*Annotated element entries*:
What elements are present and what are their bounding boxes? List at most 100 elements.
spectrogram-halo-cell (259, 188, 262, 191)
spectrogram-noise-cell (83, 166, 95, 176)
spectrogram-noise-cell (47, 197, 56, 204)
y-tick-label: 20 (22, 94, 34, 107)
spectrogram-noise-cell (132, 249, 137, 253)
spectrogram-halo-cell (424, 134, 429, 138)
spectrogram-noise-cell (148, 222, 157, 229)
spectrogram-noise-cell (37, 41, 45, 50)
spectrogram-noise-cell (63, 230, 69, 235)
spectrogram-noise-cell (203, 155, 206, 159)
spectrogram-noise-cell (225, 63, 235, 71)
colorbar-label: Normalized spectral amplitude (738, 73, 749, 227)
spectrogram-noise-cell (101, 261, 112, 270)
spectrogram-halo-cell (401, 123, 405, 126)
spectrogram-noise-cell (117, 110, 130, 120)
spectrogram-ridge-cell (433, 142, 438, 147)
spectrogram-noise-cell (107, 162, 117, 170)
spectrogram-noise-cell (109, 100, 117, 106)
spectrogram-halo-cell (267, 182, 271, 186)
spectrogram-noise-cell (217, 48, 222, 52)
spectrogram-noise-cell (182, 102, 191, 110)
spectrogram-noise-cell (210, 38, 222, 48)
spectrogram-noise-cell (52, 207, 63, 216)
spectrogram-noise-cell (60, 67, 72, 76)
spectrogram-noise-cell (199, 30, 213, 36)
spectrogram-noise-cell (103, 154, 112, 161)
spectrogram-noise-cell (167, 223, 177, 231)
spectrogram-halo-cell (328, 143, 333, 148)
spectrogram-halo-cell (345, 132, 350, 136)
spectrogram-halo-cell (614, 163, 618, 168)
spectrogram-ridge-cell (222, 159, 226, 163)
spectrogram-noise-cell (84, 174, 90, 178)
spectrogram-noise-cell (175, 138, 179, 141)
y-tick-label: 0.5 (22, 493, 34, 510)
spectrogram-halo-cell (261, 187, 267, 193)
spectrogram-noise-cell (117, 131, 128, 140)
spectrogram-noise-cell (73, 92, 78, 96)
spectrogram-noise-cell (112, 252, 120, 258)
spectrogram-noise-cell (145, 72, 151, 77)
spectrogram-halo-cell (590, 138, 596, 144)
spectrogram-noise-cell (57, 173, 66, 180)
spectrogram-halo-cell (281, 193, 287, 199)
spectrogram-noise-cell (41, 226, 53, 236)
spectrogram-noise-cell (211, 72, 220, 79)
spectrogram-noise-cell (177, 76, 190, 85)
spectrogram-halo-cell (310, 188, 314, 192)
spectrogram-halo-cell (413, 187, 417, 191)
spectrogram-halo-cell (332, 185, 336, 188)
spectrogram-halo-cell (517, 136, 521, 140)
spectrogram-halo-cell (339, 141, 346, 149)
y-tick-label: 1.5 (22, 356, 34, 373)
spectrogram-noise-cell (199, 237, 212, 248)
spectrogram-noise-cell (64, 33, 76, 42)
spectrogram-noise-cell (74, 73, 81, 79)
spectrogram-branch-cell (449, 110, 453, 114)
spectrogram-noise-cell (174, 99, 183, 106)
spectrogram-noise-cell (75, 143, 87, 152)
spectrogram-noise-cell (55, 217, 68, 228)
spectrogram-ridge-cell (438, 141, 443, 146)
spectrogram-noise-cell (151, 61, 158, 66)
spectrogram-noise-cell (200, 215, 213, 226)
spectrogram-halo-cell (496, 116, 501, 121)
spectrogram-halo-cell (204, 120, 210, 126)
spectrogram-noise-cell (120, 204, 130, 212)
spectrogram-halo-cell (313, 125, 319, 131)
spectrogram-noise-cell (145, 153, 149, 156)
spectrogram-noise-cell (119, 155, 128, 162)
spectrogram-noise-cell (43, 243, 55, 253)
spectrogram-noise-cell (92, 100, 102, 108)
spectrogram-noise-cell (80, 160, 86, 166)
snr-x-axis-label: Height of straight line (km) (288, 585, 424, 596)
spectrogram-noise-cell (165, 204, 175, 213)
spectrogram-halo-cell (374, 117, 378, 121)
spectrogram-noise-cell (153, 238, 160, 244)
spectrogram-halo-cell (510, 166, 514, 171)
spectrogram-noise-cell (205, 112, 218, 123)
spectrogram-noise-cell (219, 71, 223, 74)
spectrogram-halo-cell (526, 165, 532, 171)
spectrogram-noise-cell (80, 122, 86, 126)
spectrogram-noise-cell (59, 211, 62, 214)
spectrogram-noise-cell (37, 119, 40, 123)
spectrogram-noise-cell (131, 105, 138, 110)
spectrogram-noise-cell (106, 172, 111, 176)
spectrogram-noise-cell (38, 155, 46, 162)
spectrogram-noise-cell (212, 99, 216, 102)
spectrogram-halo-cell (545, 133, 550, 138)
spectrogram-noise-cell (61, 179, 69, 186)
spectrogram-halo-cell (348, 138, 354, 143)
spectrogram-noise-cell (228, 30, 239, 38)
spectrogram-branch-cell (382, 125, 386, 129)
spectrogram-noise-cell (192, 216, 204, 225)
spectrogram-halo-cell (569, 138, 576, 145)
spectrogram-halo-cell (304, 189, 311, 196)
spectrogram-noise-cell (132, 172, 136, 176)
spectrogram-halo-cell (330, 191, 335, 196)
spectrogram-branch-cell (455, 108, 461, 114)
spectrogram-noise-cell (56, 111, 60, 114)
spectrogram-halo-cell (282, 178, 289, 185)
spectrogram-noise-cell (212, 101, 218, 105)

*Exercise goal*: Copy the items word for word, starting at the first line and ending with the line containing "spectrogram-halo-cell (281, 193, 287, 199)", inclusive.

*Full solution*:
What elements are present and what are their bounding boxes? List at most 100 elements.
spectrogram-halo-cell (259, 188, 262, 191)
spectrogram-noise-cell (83, 166, 95, 176)
spectrogram-noise-cell (47, 197, 56, 204)
y-tick-label: 20 (22, 94, 34, 107)
spectrogram-noise-cell (132, 249, 137, 253)
spectrogram-halo-cell (424, 134, 429, 138)
spectrogram-noise-cell (148, 222, 157, 229)
spectrogram-noise-cell (37, 41, 45, 50)
spectrogram-noise-cell (63, 230, 69, 235)
spectrogram-noise-cell (203, 155, 206, 159)
spectrogram-noise-cell (225, 63, 235, 71)
colorbar-label: Normalized spectral amplitude (738, 73, 749, 227)
spectrogram-noise-cell (101, 261, 112, 270)
spectrogram-halo-cell (401, 123, 405, 126)
spectrogram-noise-cell (117, 110, 130, 120)
spectrogram-ridge-cell (433, 142, 438, 147)
spectrogram-noise-cell (107, 162, 117, 170)
spectrogram-noise-cell (109, 100, 117, 106)
spectrogram-halo-cell (267, 182, 271, 186)
spectrogram-noise-cell (217, 48, 222, 52)
spectrogram-noise-cell (182, 102, 191, 110)
spectrogram-noise-cell (210, 38, 222, 48)
spectrogram-noise-cell (52, 207, 63, 216)
spectrogram-noise-cell (60, 67, 72, 76)
spectrogram-noise-cell (199, 30, 213, 36)
spectrogram-noise-cell (103, 154, 112, 161)
spectrogram-noise-cell (167, 223, 177, 231)
spectrogram-halo-cell (328, 143, 333, 148)
spectrogram-halo-cell (345, 132, 350, 136)
spectrogram-halo-cell (614, 163, 618, 168)
spectrogram-ridge-cell (222, 159, 226, 163)
spectrogram-noise-cell (84, 174, 90, 178)
spectrogram-noise-cell (175, 138, 179, 141)
y-tick-label: 0.5 (22, 493, 34, 510)
spectrogram-halo-cell (261, 187, 267, 193)
spectrogram-noise-cell (117, 131, 128, 140)
spectrogram-noise-cell (73, 92, 78, 96)
spectrogram-noise-cell (112, 252, 120, 258)
spectrogram-noise-cell (145, 72, 151, 77)
spectrogram-halo-cell (590, 138, 596, 144)
spectrogram-noise-cell (57, 173, 66, 180)
spectrogram-halo-cell (281, 193, 287, 199)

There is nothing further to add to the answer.